-- GIVEN RECORDS start --
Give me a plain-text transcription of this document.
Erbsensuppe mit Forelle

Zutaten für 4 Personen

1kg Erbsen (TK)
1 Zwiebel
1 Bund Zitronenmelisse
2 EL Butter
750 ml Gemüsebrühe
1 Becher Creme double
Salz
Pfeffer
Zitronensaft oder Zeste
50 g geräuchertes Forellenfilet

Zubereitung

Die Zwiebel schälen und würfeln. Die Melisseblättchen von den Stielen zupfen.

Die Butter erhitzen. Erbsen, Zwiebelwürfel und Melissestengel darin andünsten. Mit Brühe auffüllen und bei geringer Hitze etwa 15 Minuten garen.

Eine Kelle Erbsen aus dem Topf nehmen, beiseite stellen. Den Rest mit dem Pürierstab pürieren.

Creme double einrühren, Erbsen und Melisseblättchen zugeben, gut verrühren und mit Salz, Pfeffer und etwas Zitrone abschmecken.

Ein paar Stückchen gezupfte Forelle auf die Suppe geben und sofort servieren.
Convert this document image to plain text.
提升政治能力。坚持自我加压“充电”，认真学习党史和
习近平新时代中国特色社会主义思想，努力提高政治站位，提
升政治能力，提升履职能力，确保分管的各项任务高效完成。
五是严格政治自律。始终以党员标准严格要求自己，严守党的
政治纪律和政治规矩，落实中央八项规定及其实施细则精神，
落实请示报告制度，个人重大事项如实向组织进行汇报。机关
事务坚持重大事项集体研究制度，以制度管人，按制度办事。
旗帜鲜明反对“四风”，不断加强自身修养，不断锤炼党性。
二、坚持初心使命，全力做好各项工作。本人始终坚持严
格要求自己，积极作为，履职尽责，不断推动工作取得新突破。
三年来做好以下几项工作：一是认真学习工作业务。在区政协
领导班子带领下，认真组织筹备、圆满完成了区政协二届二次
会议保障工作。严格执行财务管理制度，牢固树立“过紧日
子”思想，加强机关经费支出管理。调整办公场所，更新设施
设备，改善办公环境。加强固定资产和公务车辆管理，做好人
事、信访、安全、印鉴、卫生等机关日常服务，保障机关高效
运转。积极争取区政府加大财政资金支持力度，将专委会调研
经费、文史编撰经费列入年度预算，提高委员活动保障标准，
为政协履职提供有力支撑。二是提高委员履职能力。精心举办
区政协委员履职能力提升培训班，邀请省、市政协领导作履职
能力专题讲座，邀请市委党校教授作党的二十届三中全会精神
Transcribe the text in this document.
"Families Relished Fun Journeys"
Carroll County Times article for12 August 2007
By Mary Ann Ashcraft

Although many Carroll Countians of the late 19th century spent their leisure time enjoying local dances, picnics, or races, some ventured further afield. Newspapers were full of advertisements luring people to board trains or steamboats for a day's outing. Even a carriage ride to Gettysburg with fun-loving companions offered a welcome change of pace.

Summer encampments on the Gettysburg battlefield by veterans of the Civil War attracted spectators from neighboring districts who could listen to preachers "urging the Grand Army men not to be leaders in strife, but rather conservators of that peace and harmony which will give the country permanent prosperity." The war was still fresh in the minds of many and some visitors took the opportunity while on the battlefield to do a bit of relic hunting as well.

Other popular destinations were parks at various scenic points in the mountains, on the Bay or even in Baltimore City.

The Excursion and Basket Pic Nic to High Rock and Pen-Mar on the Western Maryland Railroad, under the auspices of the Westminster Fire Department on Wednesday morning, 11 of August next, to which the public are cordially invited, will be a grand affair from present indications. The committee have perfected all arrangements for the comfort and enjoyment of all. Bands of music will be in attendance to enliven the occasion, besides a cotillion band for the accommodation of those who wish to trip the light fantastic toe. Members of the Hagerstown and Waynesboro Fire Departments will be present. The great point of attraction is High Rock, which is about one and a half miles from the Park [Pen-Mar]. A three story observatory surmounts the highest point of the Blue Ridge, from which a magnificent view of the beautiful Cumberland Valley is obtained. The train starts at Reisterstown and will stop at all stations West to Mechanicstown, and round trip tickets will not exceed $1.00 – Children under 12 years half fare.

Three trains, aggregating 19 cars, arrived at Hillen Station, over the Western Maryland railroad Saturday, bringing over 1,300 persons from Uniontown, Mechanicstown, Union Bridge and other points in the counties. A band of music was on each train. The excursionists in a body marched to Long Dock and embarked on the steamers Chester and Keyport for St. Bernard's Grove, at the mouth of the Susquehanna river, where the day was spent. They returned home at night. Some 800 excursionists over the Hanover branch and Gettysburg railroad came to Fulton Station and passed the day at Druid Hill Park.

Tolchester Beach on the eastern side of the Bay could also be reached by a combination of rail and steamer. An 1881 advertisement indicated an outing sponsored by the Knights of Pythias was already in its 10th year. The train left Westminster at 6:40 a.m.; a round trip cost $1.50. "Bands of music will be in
-- GIVEN RECORDS end --
TASK DETAILS: Every record above should be copied exactly.

SOLUTION BELOW:
Give me a plain-text transcription of this document.
Erbsensuppe mit Forelle

Zutaten für 4 Personen

1kg Erbsen (TK)
1 Zwiebel
1 Bund Zitronenmelisse
2 EL Butter
750 ml Gemüsebrühe
1 Becher Creme double
Salz
Pfeffer
Zitronensaft oder Zeste
50 g geräuchertes Forellenfilet

Zubereitung

Die Zwiebel schälen und würfeln. Die Melisseblättchen von den Stielen zupfen.

Die Butter erhitzen. Erbsen, Zwiebelwürfel und Melissestengel darin andünsten. Mit Brühe auffüllen und bei geringer Hitze etwa 15 Minuten garen.

Eine Kelle Erbsen aus dem Topf nehmen, beiseite stellen. Den Rest mit dem Pürierstab pürieren.

Creme double einrühren, Erbsen und Melisseblättchen zugeben, gut verrühren und mit Salz, Pfeffer und etwas Zitrone abschmecken.

Ein paar Stückchen gezupfte Forelle auf die Suppe geben und sofort servieren.
Convert this document image to plain text.
提升政治能力。坚持自我加压“充电”，认真学习党史和
习近平新时代中国特色社会主义思想，努力提高政治站位，提
升政治能力，提升履职能力，确保分管的各项任务高效完成。
五是严格政治自律。始终以党员标准严格要求自己，严守党的
政治纪律和政治规矩，落实中央八项规定及其实施细则精神，
落实请示报告制度，个人重大事项如实向组织进行汇报。机关
事务坚持重大事项集体研究制度，以制度管人，按制度办事。
旗帜鲜明反对“四风”，不断加强自身修养，不断锤炼党性。
二、坚持初心使命，全力做好各项工作。本人始终坚持严
格要求自己，积极作为，履职尽责，不断推动工作取得新突破。
三年来做好以下几项工作：一是认真学习工作业务。在区政协
领导班子带领下，认真组织筹备、圆满完成了区政协二届二次
会议保障工作。严格执行财务管理制度，牢固树立“过紧日
子”思想，加强机关经费支出管理。调整办公场所，更新设施
设备，改善办公环境。加强固定资产和公务车辆管理，做好人
事、信访、安全、印鉴、卫生等机关日常服务，保障机关高效
运转。积极争取区政府加大财政资金支持力度，将专委会调研
经费、文史编撰经费列入年度预算，提高委员活动保障标准，
为政协履职提供有力支撑。二是提高委员履职能力。精心举办
区政协委员履职能力提升培训班，邀请省、市政协领导作履职
能力专题讲座，邀请市委党校教授作党的二十届三中全会精神
Transcribe the text in this document.
"Families Relished Fun Journeys"
Carroll County Times article for12 August 2007
By Mary Ann Ashcraft

Although many Carroll Countians of the late 19th century spent their leisure time enjoying local dances, picnics, or races, some ventured further afield. Newspapers were full of advertisements luring people to board trains or steamboats for a day's outing. Even a carriage ride to Gettysburg with fun-loving companions offered a welcome change of pace.

Summer encampments on the Gettysburg battlefield by veterans of the Civil War attracted spectators from neighboring districts who could listen to preachers "urging the Grand Army men not to be leaders in strife, but rather conservators of that peace and harmony which will give the country permanent prosperity." The war was still fresh in the minds of many and some visitors took the opportunity while on the battlefield to do a bit of relic hunting as well.

Other popular destinations were parks at various scenic points in the mountains, on the Bay or even in Baltimore City.

The Excursion and Basket Pic Nic to High Rock and Pen-Mar on the Western Maryland Railroad, under the auspices of the Westminster Fire Department on Wednesday morning, 11 of August next, to which the public are cordially invited, will be a grand affair from present indications. The committee have perfected all arrangements for the comfort and enjoyment of all. Bands of music will be in attendance to enliven the occasion, besides a cotillion band for the accommodation of those who wish to trip the light fantastic toe. Members of the Hagerstown and Waynesboro Fire Departments will be present. The great point of attraction is High Rock, which is about one and a half miles from the Park [Pen-Mar]. A three story observatory surmounts the highest point of the Blue Ridge, from which a magnificent view of the beautiful Cumberland Valley is obtained. The train starts at Reisterstown and will stop at all stations West to Mechanicstown, and round trip tickets will not exceed $1.00 – Children under 12 years half fare.

Three trains, aggregating 19 cars, arrived at Hillen Station, over the Western Maryland railroad Saturday, bringing over 1,300 persons from Uniontown, Mechanicstown, Union Bridge and other points in the counties. A band of music was on each train. The excursionists in a body marched to Long Dock and embarked on the steamers Chester and Keyport for St. Bernard's Grove, at the mouth of the Susquehanna river, where the day was spent. They returned home at night. Some 800 excursionists over the Hanover branch and Gettysburg railroad came to Fulton Station and passed the day at Druid Hill Park.

Tolchester Beach on the eastern side of the Bay could also be reached by a combination of rail and steamer. An 1881 advertisement indicated an outing sponsored by the Knights of Pythias was already in its 10th year. The train left Westminster at 6:40 a.m.; a round trip cost $1.50. "Bands of music will be in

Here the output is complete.